Collected data:
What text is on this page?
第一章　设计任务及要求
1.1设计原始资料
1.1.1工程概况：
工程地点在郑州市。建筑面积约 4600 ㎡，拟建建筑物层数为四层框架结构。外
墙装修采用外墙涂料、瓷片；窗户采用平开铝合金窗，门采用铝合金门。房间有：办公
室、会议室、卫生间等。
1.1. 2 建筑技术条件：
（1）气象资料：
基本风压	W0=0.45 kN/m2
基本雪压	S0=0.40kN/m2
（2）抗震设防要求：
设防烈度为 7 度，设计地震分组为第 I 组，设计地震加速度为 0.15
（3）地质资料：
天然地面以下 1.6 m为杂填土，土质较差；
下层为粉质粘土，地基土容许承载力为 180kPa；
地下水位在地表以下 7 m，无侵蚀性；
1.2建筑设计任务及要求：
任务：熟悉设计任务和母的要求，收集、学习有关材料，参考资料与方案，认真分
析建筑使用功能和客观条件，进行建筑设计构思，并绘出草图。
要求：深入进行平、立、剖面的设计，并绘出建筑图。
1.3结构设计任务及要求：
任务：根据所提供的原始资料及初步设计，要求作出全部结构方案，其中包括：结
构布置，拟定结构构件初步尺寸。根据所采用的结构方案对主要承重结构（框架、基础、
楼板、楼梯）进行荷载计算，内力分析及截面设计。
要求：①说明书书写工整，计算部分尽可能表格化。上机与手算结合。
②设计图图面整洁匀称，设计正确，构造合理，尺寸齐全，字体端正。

GIVEN REQUEST — Transcribe the data. Leave every line exactly as it is.

WORKED SOLUTION —
What text is on this page?
第一章　设计任务及要求
1.1设计原始资料
1.1.1工程概况：
工程地点在郑州市。建筑面积约 4600 ㎡，拟建建筑物层数为四层框架结构。外
墙装修采用外墙涂料、瓷片；窗户采用平开铝合金窗，门采用铝合金门。房间有：办公
室、会议室、卫生间等。
1.1. 2 建筑技术条件：
（1）气象资料：
基本风压	W0=0.45 kN/m2
基本雪压	S0=0.40kN/m2
（2）抗震设防要求：
设防烈度为 7 度，设计地震分组为第 I 组，设计地震加速度为 0.15
（3）地质资料：
天然地面以下 1.6 m为杂填土，土质较差；
下层为粉质粘土，地基土容许承载力为 180kPa；
地下水位在地表以下 7 m，无侵蚀性；
1.2建筑设计任务及要求：
任务：熟悉设计任务和母的要求，收集、学习有关材料，参考资料与方案，认真分
析建筑使用功能和客观条件，进行建筑设计构思，并绘出草图。
要求：深入进行平、立、剖面的设计，并绘出建筑图。
1.3结构设计任务及要求：
任务：根据所提供的原始资料及初步设计，要求作出全部结构方案，其中包括：结
构布置，拟定结构构件初步尺寸。根据所采用的结构方案对主要承重结构（框架、基础、
楼板、楼梯）进行荷载计算，内力分析及截面设计。
要求：①说明书书写工整，计算部分尽可能表格化。上机与手算结合。
②设计图图面整洁匀称，设计正确，构造合理，尺寸齐全，字体端正。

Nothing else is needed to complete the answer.